◆ PROBLEM ◆
From the listing below, extract every line containing "this".

(Structured figure records)
⟨

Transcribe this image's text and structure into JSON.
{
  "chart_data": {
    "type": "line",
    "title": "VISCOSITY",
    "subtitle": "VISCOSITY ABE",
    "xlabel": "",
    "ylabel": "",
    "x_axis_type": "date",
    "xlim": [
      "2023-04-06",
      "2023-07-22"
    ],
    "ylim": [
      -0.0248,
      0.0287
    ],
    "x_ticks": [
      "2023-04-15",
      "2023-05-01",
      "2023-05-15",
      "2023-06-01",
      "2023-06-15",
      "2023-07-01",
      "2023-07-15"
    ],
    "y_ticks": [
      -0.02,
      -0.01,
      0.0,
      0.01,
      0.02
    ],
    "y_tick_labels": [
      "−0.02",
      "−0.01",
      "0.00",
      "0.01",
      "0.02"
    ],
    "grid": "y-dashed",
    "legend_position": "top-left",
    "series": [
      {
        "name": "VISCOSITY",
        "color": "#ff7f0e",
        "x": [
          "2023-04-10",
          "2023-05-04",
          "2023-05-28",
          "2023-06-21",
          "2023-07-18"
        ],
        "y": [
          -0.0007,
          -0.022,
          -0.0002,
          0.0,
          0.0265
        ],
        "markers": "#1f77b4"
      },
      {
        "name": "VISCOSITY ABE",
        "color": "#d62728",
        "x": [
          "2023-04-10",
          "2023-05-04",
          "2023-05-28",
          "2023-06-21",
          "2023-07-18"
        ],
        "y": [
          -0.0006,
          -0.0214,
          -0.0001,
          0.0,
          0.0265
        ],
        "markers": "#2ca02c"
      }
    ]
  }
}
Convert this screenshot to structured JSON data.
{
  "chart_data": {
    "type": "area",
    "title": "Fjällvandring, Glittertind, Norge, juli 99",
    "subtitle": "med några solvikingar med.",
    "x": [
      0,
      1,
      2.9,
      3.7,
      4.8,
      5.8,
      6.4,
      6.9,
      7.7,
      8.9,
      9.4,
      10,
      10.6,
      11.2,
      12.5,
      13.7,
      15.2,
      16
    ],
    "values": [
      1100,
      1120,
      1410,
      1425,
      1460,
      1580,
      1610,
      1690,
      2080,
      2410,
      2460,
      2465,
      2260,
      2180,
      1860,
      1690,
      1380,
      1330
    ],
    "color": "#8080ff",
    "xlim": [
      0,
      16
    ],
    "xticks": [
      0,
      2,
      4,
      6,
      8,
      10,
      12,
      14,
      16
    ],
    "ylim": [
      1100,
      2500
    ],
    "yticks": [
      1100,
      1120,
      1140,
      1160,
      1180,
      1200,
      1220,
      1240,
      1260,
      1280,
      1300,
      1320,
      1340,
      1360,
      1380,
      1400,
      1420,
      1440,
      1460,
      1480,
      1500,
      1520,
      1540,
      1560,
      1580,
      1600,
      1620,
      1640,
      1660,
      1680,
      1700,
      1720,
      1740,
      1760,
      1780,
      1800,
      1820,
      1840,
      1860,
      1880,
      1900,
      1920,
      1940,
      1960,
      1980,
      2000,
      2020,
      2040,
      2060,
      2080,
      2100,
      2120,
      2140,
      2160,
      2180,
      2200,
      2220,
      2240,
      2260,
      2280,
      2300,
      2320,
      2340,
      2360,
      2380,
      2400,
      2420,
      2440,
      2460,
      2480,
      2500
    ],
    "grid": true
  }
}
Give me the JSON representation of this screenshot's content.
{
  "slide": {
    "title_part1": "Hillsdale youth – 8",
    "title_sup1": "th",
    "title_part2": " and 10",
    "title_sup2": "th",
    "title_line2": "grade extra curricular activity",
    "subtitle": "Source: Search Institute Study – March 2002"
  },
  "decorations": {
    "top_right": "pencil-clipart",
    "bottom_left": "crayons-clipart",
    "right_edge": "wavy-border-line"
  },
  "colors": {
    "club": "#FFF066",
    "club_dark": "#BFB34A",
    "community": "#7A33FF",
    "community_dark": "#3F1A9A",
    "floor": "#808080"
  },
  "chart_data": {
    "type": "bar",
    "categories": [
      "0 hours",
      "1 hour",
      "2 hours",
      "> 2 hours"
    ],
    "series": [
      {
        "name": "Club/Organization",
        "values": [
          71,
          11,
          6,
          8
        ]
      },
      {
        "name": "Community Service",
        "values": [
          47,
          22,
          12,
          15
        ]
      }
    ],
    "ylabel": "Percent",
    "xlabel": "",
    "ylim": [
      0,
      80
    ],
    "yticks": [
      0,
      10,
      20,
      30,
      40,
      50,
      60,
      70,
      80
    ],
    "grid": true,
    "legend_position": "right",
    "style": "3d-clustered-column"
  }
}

⟩

◆ COMPLETE RESPONSE ◆
Transcribe this image's text and structure into JSON.
Convert this screenshot to structured JSON data.
Give me the JSON representation of this screenshot's content.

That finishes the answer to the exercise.